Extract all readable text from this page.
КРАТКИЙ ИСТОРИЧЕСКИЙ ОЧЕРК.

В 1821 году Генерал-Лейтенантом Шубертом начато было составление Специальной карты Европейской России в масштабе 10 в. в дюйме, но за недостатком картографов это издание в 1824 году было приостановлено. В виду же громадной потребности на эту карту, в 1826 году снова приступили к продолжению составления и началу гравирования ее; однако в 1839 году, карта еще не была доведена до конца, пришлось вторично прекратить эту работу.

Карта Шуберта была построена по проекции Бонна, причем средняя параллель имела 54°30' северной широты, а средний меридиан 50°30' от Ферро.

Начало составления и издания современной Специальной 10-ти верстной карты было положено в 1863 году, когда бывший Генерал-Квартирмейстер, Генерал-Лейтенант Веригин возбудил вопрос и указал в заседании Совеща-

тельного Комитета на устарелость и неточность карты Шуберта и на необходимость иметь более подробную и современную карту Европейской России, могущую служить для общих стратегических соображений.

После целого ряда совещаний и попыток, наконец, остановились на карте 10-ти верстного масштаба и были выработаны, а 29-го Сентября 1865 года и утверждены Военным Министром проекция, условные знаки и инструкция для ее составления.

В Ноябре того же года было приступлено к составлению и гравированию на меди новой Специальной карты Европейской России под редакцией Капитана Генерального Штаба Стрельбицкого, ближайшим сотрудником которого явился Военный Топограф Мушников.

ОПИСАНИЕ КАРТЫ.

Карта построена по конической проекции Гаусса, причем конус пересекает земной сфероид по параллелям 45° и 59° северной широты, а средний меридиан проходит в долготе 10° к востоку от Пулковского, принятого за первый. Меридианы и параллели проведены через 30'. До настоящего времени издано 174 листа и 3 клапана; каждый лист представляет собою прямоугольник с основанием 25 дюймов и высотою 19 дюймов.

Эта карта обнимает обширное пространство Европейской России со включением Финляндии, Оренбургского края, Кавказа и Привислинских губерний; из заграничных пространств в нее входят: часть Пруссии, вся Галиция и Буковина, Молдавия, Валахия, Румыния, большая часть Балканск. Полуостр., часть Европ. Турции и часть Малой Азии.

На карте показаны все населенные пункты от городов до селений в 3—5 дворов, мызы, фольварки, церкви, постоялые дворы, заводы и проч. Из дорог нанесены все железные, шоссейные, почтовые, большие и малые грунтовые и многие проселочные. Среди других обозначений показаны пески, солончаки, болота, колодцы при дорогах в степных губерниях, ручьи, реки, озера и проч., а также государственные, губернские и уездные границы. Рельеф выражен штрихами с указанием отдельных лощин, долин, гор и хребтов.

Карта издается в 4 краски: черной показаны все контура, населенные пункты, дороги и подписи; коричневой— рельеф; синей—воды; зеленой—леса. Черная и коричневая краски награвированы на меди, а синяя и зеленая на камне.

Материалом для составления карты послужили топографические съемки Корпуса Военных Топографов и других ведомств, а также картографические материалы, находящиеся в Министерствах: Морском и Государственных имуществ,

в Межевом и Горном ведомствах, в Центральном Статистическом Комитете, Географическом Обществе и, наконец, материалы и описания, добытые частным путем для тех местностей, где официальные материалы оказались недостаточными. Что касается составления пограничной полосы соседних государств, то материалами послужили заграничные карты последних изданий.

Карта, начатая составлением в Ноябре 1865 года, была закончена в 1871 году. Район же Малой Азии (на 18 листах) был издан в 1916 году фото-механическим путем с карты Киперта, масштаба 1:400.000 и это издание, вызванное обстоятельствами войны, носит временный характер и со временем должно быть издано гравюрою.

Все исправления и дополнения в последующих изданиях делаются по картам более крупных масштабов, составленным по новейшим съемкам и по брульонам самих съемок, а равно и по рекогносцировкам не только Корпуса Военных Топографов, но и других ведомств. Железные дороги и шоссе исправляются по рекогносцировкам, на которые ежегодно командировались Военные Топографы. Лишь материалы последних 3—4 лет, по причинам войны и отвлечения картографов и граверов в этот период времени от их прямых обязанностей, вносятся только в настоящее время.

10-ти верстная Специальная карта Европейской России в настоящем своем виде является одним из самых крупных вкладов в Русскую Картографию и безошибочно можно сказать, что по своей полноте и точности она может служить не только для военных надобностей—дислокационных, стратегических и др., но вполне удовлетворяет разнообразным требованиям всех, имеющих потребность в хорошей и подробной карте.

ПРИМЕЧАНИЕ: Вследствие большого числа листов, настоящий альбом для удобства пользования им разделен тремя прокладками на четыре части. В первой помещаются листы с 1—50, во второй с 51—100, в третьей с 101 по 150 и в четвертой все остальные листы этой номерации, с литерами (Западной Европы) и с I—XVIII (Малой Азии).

--*--

## To be done:
Could you reproduce every record above exactly as it appears?

## Written solution:
Extract all readable text from this page.
КРАТКИЙ ИСТОРИЧЕСКИЙ ОЧЕРК.

В 1821 году Генерал-Лейтенантом Шубертом начато было составление Специальной карты Европейской России в масштабе 10 в. в дюйме, но за недостатком картографов это издание в 1824 году было приостановлено. В виду же громадной потребности на эту карту, в 1826 году снова приступили к продолжению составления и началу гравирования ее; однако в 1839 году, карта еще не была доведена до конца, пришлось вторично прекратить эту работу.

Карта Шуберта была построена по проекции Бонна, причем средняя параллель имела 54°30' северной широты, а средний меридиан 50°30' от Ферро.

Начало составления и издания современной Специальной 10-ти верстной карты было положено в 1863 году, когда бывший Генерал-Квартирмейстер, Генерал-Лейтенант Веригин возбудил вопрос и указал в заседании Совеща-

тельного Комитета на устарелость и неточность карты Шуберта и на необходимость иметь более подробную и современную карту Европейской России, могущую служить для общих стратегических соображений.

После целого ряда совещаний и попыток, наконец, остановились на карте 10-ти верстного масштаба и были выработаны, а 29-го Сентября 1865 года и утверждены Военным Министром проекция, условные знаки и инструкция для ее составления.

В Ноябре того же года было приступлено к составлению и гравированию на меди новой Специальной карты Европейской России под редакцией Капитана Генерального Штаба Стрельбицкого, ближайшим сотрудником которого явился Военный Топограф Мушников.

ОПИСАНИЕ КАРТЫ.

Карта построена по конической проекции Гаусса, причем конус пересекает земной сфероид по параллелям 45° и 59° северной широты, а средний меридиан проходит в долготе 10° к востоку от Пулковского, принятого за первый. Меридианы и параллели проведены через 30'. До настоящего времени издано 174 листа и 3 клапана; каждый лист представляет собою прямоугольник с основанием 25 дюймов и высотою 19 дюймов.

Эта карта обнимает обширное пространство Европейской России со включением Финляндии, Оренбургского края, Кавказа и Привислинских губерний; из заграничных пространств в нее входят: часть Пруссии, вся Галиция и Буковина, Молдавия, Валахия, Румыния, большая часть Балканск. Полуостр., часть Европ. Турции и часть Малой Азии.

На карте показаны все населенные пункты от городов до селений в 3—5 дворов, мызы, фольварки, церкви, постоялые дворы, заводы и проч. Из дорог нанесены все железные, шоссейные, почтовые, большие и малые грунтовые и многие проселочные. Среди других обозначений показаны пески, солончаки, болота, колодцы при дорогах в степных губерниях, ручьи, реки, озера и проч., а также государственные, губернские и уездные границы. Рельеф выражен штрихами с указанием отдельных лощин, долин, гор и хребтов.

Карта издается в 4 краски: черной показаны все контура, населенные пункты, дороги и подписи; коричневой— рельеф; синей—воды; зеленой—леса. Черная и коричневая краски награвированы на меди, а синяя и зеленая на камне.

Материалом для составления карты послужили топографические съемки Корпуса Военных Топографов и других ведомств, а также картографические материалы, находящиеся в Министерствах: Морском и Государственных имуществ,

в Межевом и Горном ведомствах, в Центральном Статистическом Комитете, Географическом Обществе и, наконец, материалы и описания, добытые частным путем для тех местностей, где официальные материалы оказались недостаточными. Что касается составления пограничной полосы соседних государств, то материалами послужили заграничные карты последних изданий.

Карта, начатая составлением в Ноябре 1865 года, была закончена в 1871 году. Район же Малой Азии (на 18 листах) был издан в 1916 году фото-механическим путем с карты Киперта, масштаба 1:400.000 и это издание, вызванное обстоятельствами войны, носит временный характер и со временем должно быть издано гравюрою.

Все исправления и дополнения в последующих изданиях делаются по картам более крупных масштабов, составленным по новейшим съемкам и по брульонам самих съемок, а равно и по рекогносцировкам не только Корпуса Военных Топографов, но и других ведомств. Железные дороги и шоссе исправляются по рекогносцировкам, на которые ежегодно командировались Военные Топографы. Лишь материалы последних 3—4 лет, по причинам войны и отвлечения картографов и граверов в этот период времени от их прямых обязанностей, вносятся только в настоящее время.

10-ти верстная Специальная карта Европейской России в настоящем своем виде является одним из самых крупных вкладов в Русскую Картографию и безошибочно можно сказать, что по своей полноте и точности она может служить не только для военных надобностей—дислокационных, стратегических и др., но вполне удовлетворяет разнообразным требованиям всех, имеющих потребность в хорошей и подробной карте.

ПРИМЕЧАНИЕ: Вследствие большого числа листов, настоящий альбом для удобства пользования им разделен тремя прокладками на четыре части. В первой помещаются листы с 1—50, во второй с 51—100, в третьей с 101 по 150 и в четвертой все остальные листы этой номерации, с литерами (Западной Европы) и с I—XVIII (Малой Азии).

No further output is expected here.